*任务列表*.
(1) 请判断以下三项说法是否符合关于 Paddle GPU 版安装报错的文本：(a) 安装命令指定的 cudatoolkit 版本为 11.7；(b) 报错提示无法打开的共享库文件是 libcudnn.so；(c) 日志显示 GPU 的计算能力为 11.7。每项请回答"是"或"否"，并原样引用文本中起决定作用的字句。
(2) 请接着关于 Paddle GPU 版安装报错的文本最后一句往下续写。

问题来源
近日,使用paddle官方的conda安装命令安装最新版的paddle
conda install paddlepaddle-gpu==2.4.1 cudatoolkit=11.7 -c https://mirrors.tuna.tsinghua.edu.cn/anaconda/cloud/Paddle/ -c conda-forge
命令安装了paddle的GPU版需要的cudatoolkit=11.7和cudnn8.6和一些依赖包。
但是,在python交互界面运行paddle.utils.run_check()却出现了错误
Running verify PaddlePaddle program ...
W0114 22:09:11.388418 103110 gpu_resources.cc:61] Please NOTE: device: 0, GPU Compute Capability: 8.6, Driver API Version: 11.7, Runtime API Version: 11.7
W0114 22:09:11.388692 103110 dynamic_loader.cc:307] The third-party dynamic library (libcudnn.so) that Paddle depends on is not configured correctly. (error code is /usr/local/cuda/lib64/libcudnn.so: cannot open shared object file: No such file or directory)
Suggestions:
1. Check if the third-party dynamic library (e.g. CUDA, CUDNN) is installed correctly and its version is matched with paddlepaddle you installed.
2. Configure third-party dynamic library environment variables as follows:
- Linux: set LD_LIBRARY_PATH by `export LD_LIBRARY_PATH=...`
- Windows: set PATH by `set PATH=XXX;
Traceback (most recent call last):
File "<stdin>", line 1, in <module>
File "/root/miniconda3/envs/py310/lib/python3.10/site-packages/paddle/utils/install_check.py", line 269, in run_check
_run_static_single(use_cuda, use_xpu, use_npu)
File "/root/miniconda3/envs/py310/lib/python3.10/site-packages/paddle/utils/install_check.py", line 173, in _run_static_single
exe.run(startup_prog)
File "/root/miniconda3/envs/py310/lib/python3.10/site-packages/paddle/fluid/executor.py", line 1463, in run
six.reraise(*sys.exc_info())
File "/root/miniconda3/envs/py310/lib/python3.10/site-packages/six.py", line 719, in reraise
raise value
File "/root/miniconda3/envs/py310/lib/python3.10/site-packages/paddle/fluid/executor.py", line 1450, in run
res = self._run_impl(program=program,
File "/root/miniconda3/envs/py310/lib/python3.10/site-packages/paddle/fluid/executor.py", line 1661, in _run_impl
return new_exe.run(scope, list(feed.keys()), fetch_list,
File "/root/miniconda3/envs/py310/lib/python3.10/site-packages/paddle/fluid/executor.py", line 631, in run
tensors = self._new_exe.run(scope, feed_names,
RuntimeError: In user code:
File "<stdin>", line 1, in <module>
File "/root/miniconda3/envs/py310/lib/python3.10/site-packages/paddle/utils/install_check.py", line 269, in run_check
_run_static_single(use_cuda, use_xpu, use_npu)

*数据*.
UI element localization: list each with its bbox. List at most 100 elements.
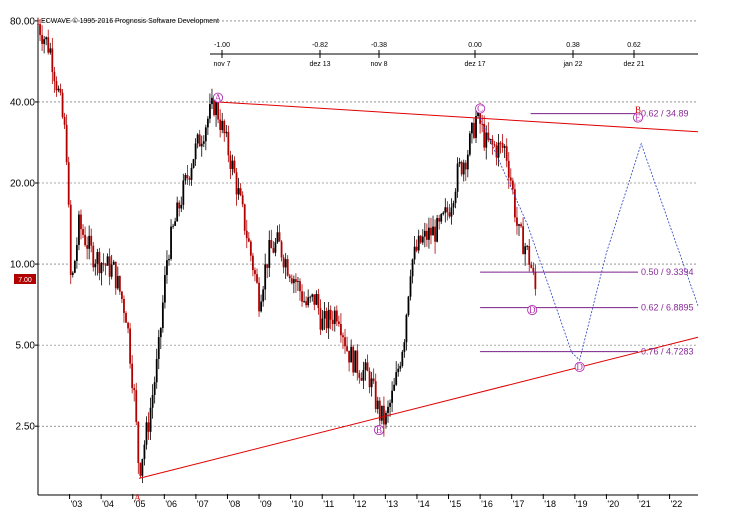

*各题答案*.
(1)
(a) 是。"cudatoolkit=11.7"
(b) 是。"/usr/local/cuda/lib64/libcudnn.so: cannot open shared object file: No such file or directory"
(c) 否。"GPU Compute Capability: 8.6"

(2)
File "/root/miniconda3/envs/py310/lib/python3.10/site-packages/paddle/utils/install_check.py", line 159, in _run_static_single
input, out, weight = _simple_network()
File "/root/miniconda3/envs/py310/lib/python3.10/site-packages/paddle/utils/install_check.py", line 33, in _simple_network
weight = paddle.create_parameter(
File "/root/miniconda3/envs/py310/lib/python3.10/site-packages/paddle/fluid/layers/tensor.py", line 152, in create_parameter
return helper.create_parameter(attr, shape, convert_dtype(dtype), is_bias,
File "/root/miniconda3/envs/py310/lib/python3.10/site-packages/paddle/fluid/layer_helper_base.py", line 381, in create_parameter
self.startup_program.global_block().create_parameter(
File "/root/miniconda3/envs/py310/lib/python3.10/site-packages/paddle/fluid/framework.py", line 3965, in create_parameter
initializer(param, self)
File "/root/miniconda3/envs/py310/lib/python3.10/site-packages/paddle/fluid/initializer.py", line 56, in __call__
return self.forward(param, block)
File "/root/miniconda3/envs/py310/lib/python3.10/site-packages/paddle/fluid/initializer.py", line 184, in forward
op = block.append_op(type="fill_constant",
File "/root/miniconda3/envs/py310/lib/python3.10/site-packages/paddle/fluid/framework.py", line 4017, in append_op
op = Operator(
File "/root/miniconda3/envs/py310/lib/python3.10/site-packages/paddle/fluid/framework.py", line 2858, in __init__
for frame in traceback.extract_stack():
PreconditionNotMetError: Cannot load cudnn shared library. Cannot invoke method cudnnGetVersion.
[Hint: cudnn_dso_handle should not be null.] (at /paddle/paddle/phi/backends/dynload/cudnn.cc:60)
[operator < fill_constant > error]
,所以令人疑惑的是我明明在虚拟环境中安装了cudnn,但是paddle却不能找到cudnn库的位置。
查找问题
conda安装cuda和cudnn后文件保存在conda的虚拟环境的lib
和include
目录下,运行命令
cd ~/miniconda3/envs/py310
ls lib/ | grep cudnn
ls include/ | grep cudnn
查找到了cudnn的运行库和头文件,可见cudnn确实安装成功了。
猜想
猜测是环境变量没有弄好,运行
echo $PATH
echo $LD_LIBRARY_PATH
发现果然没有包含conda安装的cudnn的动态链接库和头文件的路径
值得注意的是/usr/local/cuda/lib/
等路径是直接安装英伟达官网提供cuda安装包的安装路径,后面觉得太占磁盘空间了(11G),就卸载了。想使用conda安装cudatoolkit和cudnn。
解决办法
将conda虚拟环境的lib
和include
路径添加到conda虚拟环境的环境变量中。使用命令
conda env config vars set LD_LIBRARY_PATH=$LD_LIBRARY_PATH:/root/miniconda3/envs/py310/include:/root/miniconda3/envs/py310/lib
这里的conda env config vars set 会将系统的$LD_LIBRARY_PATH
环境变量覆写,且只影响当前的py310虚拟环境。
然后,退出当前虚拟环境并重新进入
conda deactivate
conda activate py310
再次运行
import paddle
paddle.utils.run_check()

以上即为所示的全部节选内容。